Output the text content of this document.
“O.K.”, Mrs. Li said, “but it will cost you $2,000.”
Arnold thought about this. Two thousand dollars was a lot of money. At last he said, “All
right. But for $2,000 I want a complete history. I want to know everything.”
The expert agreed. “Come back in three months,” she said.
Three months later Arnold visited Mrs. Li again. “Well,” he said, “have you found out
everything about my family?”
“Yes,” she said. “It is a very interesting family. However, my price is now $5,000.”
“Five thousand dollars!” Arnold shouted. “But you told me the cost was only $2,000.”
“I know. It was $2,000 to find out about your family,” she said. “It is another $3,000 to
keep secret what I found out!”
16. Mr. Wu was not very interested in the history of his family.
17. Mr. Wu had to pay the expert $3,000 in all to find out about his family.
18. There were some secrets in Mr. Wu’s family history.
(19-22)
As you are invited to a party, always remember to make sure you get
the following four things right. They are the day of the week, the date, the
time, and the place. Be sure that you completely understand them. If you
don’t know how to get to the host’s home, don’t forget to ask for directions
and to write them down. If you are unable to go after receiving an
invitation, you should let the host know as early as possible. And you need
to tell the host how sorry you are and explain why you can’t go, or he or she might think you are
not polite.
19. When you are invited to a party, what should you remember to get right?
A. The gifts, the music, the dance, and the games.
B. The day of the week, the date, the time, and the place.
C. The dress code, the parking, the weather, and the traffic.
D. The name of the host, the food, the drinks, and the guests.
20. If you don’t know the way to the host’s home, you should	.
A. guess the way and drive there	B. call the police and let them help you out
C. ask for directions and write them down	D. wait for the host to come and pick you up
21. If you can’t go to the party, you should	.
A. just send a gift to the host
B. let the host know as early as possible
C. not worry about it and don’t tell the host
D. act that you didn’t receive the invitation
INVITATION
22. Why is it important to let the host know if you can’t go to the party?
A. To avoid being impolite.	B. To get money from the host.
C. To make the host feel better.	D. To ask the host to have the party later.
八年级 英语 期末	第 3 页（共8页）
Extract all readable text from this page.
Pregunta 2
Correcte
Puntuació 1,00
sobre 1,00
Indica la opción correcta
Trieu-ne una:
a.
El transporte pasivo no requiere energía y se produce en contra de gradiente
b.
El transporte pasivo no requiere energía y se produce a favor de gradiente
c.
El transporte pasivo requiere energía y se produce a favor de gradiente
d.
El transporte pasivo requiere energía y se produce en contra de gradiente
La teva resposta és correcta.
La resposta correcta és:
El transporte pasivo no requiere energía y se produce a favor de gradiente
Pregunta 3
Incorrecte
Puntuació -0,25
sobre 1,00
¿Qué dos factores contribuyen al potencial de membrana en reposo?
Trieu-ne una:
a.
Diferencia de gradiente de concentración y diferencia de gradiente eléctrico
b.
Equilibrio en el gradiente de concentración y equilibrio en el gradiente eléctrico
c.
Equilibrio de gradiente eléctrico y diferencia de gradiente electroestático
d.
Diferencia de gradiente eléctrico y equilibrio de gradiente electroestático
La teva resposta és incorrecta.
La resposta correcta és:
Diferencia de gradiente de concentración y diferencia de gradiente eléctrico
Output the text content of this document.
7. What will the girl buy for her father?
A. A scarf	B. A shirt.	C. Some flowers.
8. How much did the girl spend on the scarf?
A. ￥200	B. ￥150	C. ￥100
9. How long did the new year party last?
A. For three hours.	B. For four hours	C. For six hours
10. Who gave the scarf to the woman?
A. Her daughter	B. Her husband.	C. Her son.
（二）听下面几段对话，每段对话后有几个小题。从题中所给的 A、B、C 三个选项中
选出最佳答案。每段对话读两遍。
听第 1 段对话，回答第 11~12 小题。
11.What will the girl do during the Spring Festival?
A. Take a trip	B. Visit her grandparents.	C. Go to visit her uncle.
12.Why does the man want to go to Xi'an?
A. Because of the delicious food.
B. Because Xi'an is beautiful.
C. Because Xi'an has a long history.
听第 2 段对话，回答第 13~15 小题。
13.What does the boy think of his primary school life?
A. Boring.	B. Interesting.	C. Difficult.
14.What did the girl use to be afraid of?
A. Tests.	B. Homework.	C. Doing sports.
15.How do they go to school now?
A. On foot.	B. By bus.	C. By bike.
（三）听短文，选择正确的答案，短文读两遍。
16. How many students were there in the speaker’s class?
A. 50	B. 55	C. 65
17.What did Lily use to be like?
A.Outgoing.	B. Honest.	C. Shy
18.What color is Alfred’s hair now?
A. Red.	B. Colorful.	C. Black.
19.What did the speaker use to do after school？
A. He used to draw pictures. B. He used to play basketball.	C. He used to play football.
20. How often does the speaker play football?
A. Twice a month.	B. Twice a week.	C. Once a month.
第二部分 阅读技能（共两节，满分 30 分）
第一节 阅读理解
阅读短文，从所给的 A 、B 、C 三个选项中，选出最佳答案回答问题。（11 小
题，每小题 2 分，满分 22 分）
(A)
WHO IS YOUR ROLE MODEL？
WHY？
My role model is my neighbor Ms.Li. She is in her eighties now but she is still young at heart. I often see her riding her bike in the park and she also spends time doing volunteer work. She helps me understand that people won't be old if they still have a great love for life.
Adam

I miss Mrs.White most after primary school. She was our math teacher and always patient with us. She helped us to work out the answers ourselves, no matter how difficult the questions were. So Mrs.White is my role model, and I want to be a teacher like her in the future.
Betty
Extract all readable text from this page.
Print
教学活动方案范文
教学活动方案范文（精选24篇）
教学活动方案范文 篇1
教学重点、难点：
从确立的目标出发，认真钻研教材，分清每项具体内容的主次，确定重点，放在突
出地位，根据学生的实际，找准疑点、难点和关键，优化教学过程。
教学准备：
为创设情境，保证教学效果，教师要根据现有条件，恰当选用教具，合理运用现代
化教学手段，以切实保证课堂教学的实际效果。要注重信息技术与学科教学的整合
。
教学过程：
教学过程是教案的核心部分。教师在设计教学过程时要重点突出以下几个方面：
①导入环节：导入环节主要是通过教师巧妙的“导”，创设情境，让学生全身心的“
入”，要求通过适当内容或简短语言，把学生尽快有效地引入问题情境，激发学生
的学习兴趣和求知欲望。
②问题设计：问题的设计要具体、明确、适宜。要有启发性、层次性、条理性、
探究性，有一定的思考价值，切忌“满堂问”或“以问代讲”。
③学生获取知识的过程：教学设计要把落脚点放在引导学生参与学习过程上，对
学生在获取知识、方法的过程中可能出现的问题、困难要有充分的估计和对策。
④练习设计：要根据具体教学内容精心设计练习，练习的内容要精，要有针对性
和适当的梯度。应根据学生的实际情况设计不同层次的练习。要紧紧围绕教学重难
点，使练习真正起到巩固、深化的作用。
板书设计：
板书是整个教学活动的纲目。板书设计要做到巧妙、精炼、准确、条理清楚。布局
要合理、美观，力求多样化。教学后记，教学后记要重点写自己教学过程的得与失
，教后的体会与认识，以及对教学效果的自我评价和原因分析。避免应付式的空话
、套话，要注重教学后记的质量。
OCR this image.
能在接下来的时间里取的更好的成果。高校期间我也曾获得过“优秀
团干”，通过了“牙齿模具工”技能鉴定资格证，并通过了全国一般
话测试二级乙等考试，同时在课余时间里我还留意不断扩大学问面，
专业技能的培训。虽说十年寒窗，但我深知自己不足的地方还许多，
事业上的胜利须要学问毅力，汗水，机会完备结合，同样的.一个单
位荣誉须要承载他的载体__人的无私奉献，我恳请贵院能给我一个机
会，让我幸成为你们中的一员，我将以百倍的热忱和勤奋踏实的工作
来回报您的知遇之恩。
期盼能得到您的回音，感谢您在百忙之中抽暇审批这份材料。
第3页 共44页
※ ※ ※
• [What you need to do]
Where a line of the entries contains the word "speaker", copy that line.

• [Written solution]
16. How many students were there in the speaker’s class?
19.What did the speaker use to do after school？
20. How often does the speaker play football?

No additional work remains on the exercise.